Your instructions
Find every line in the records below that contains the word "switches", and copy each such line.

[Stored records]
•••
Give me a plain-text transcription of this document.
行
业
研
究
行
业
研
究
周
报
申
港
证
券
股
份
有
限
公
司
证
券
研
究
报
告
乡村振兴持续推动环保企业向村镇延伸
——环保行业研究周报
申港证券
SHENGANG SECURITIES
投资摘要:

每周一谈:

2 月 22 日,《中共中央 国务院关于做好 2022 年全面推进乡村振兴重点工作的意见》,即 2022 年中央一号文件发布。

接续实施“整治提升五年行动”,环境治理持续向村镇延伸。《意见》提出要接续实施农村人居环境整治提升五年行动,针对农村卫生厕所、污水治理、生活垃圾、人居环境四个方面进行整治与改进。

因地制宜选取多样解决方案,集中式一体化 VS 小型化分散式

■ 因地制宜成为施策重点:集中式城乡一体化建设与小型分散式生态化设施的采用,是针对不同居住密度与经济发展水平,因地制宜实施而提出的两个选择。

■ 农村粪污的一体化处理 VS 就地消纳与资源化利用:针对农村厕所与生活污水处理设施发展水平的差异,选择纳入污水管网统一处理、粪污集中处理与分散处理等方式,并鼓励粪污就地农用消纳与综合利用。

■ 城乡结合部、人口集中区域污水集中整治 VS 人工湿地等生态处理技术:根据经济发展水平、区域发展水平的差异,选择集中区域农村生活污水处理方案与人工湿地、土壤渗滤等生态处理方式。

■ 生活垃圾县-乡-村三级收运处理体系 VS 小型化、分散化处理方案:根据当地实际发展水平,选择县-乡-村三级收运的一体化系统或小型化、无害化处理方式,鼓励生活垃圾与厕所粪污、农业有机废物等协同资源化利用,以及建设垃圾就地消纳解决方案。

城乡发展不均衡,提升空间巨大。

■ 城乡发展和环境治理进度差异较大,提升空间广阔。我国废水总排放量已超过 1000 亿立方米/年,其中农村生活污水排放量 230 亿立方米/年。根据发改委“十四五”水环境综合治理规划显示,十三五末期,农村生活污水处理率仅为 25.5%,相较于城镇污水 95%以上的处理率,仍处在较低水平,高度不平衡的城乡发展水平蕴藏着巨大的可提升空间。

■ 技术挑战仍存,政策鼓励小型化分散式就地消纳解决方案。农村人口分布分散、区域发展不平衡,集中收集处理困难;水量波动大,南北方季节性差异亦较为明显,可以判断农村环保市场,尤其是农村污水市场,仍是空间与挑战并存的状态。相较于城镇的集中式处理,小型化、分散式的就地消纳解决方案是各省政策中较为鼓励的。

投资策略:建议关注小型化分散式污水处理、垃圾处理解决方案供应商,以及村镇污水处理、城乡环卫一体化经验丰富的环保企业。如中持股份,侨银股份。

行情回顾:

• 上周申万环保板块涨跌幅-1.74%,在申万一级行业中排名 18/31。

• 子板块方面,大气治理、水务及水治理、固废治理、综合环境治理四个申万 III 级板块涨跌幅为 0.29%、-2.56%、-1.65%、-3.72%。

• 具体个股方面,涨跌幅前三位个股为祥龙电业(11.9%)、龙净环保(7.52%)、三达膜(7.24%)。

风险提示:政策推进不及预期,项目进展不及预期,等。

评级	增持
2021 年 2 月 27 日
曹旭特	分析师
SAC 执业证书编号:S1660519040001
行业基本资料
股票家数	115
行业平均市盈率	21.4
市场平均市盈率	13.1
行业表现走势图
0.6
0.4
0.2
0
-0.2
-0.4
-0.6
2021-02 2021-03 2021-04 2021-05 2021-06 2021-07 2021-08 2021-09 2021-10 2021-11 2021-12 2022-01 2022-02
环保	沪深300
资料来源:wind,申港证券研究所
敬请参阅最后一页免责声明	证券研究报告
•••
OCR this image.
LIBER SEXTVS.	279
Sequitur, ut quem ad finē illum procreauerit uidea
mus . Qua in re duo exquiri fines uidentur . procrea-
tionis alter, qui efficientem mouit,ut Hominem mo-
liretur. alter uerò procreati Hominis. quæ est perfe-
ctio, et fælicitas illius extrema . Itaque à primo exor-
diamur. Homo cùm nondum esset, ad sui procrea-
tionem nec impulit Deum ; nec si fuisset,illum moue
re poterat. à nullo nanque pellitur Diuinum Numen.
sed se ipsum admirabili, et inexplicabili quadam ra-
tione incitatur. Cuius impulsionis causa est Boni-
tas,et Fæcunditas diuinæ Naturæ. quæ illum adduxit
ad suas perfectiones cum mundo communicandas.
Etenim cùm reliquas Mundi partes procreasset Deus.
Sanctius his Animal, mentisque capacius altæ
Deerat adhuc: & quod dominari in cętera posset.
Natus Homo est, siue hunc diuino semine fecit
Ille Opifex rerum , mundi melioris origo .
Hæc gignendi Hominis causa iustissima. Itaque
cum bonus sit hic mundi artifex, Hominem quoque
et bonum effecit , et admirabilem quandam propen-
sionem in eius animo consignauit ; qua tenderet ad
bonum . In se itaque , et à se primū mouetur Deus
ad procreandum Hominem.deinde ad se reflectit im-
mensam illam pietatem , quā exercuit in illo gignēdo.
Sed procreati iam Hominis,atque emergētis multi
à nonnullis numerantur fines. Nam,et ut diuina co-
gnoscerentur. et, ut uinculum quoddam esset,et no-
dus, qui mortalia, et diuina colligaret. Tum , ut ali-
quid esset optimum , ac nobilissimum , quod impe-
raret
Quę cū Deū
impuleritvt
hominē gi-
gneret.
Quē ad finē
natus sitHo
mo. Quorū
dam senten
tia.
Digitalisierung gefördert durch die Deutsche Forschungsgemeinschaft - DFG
•••
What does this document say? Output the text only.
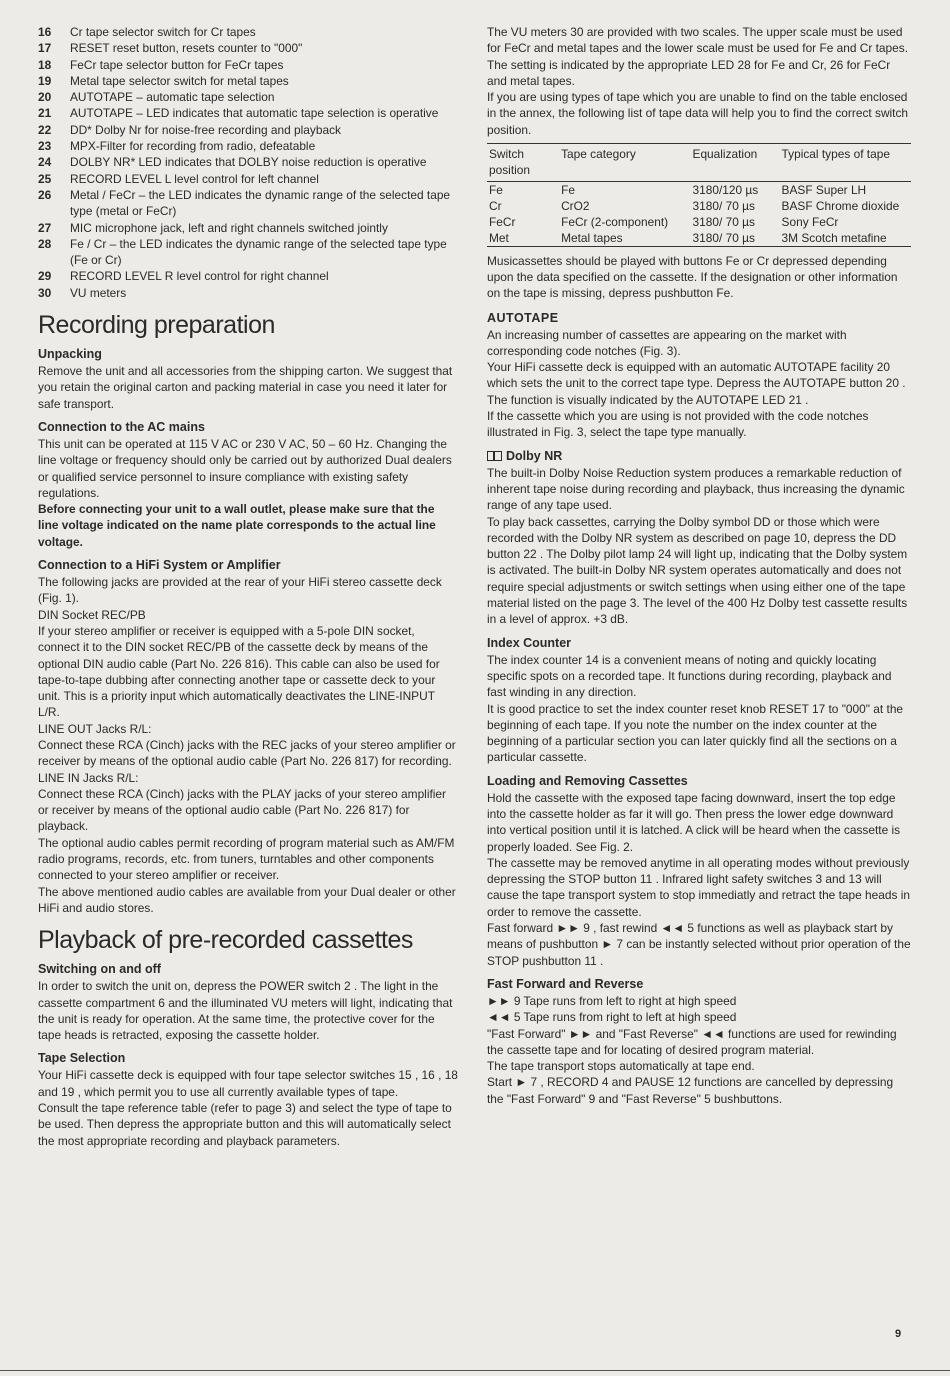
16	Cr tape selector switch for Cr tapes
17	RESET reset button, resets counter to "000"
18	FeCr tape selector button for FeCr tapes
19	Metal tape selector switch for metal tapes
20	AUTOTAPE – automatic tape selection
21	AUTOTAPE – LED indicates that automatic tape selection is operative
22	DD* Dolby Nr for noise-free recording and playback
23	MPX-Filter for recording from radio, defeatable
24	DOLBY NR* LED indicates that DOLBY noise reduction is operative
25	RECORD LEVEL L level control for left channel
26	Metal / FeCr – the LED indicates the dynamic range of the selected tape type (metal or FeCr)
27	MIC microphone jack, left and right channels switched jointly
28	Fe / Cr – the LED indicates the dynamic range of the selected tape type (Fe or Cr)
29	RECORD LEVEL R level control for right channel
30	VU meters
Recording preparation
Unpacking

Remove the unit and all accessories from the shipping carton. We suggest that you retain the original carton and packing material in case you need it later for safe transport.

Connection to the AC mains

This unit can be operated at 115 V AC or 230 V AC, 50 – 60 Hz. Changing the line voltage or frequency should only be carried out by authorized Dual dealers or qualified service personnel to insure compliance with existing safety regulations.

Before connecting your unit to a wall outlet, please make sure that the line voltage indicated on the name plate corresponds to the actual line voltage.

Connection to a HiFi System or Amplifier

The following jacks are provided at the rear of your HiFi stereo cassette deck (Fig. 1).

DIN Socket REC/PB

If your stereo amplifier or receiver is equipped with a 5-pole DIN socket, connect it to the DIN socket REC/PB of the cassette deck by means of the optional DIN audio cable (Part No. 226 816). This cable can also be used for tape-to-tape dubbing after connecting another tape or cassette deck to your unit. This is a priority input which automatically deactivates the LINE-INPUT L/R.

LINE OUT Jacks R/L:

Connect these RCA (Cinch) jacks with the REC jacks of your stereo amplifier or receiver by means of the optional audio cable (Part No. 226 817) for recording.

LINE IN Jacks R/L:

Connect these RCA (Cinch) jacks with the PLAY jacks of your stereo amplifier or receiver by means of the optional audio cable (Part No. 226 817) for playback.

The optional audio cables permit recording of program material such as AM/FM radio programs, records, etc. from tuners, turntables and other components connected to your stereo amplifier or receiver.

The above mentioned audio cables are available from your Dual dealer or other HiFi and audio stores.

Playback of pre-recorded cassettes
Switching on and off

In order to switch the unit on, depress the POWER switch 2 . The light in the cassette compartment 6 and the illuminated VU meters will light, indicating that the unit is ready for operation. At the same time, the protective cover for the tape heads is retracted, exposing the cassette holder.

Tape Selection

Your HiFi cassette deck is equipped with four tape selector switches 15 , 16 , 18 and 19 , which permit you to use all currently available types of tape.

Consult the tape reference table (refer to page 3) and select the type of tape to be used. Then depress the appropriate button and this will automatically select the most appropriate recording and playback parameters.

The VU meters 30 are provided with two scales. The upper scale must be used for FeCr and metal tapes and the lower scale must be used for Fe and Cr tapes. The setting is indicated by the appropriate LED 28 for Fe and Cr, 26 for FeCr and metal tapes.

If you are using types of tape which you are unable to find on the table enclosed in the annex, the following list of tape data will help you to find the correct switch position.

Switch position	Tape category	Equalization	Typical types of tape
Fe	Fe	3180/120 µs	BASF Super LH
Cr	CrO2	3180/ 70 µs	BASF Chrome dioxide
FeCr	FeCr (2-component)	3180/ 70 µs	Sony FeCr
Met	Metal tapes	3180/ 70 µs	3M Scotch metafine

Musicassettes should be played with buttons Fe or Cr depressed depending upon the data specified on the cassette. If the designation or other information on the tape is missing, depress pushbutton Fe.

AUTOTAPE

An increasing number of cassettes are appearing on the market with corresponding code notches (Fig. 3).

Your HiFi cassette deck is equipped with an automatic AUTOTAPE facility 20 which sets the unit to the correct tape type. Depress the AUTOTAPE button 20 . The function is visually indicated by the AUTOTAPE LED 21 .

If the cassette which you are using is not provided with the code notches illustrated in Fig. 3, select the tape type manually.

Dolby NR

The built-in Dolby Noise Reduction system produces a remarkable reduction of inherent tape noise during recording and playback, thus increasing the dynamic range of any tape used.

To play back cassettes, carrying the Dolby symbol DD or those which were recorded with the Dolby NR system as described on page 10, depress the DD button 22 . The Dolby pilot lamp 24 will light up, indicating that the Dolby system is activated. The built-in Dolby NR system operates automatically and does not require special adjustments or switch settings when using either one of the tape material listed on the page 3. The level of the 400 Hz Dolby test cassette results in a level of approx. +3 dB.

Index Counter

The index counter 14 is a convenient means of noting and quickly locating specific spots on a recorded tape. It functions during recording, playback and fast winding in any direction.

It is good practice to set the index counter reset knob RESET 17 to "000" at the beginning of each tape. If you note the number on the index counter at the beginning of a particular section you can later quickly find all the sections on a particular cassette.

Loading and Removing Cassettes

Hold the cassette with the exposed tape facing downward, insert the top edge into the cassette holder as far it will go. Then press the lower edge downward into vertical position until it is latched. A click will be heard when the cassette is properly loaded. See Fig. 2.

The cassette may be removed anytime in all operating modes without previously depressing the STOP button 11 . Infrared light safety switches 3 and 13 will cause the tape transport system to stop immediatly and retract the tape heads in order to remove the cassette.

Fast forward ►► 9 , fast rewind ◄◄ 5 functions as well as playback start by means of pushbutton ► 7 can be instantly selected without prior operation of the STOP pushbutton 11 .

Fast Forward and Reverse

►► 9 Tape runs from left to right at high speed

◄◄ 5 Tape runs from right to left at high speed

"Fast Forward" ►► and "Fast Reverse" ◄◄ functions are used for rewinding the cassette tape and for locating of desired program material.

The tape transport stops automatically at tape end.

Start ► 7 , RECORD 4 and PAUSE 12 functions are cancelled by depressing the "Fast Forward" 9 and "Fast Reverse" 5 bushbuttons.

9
•••
Written answer
Your HiFi cassette deck is equipped with four tape selector switches 15 , 16 , 18 and 19 , which permit you to use all currently available types of tape.
The cassette may be removed anytime in all operating modes without previously depressing the STOP button 11 . Infrared light safety switches 3 and 13 will cause the tape transport system to stop immediatly and retract the tape heads in order to remove the cassette.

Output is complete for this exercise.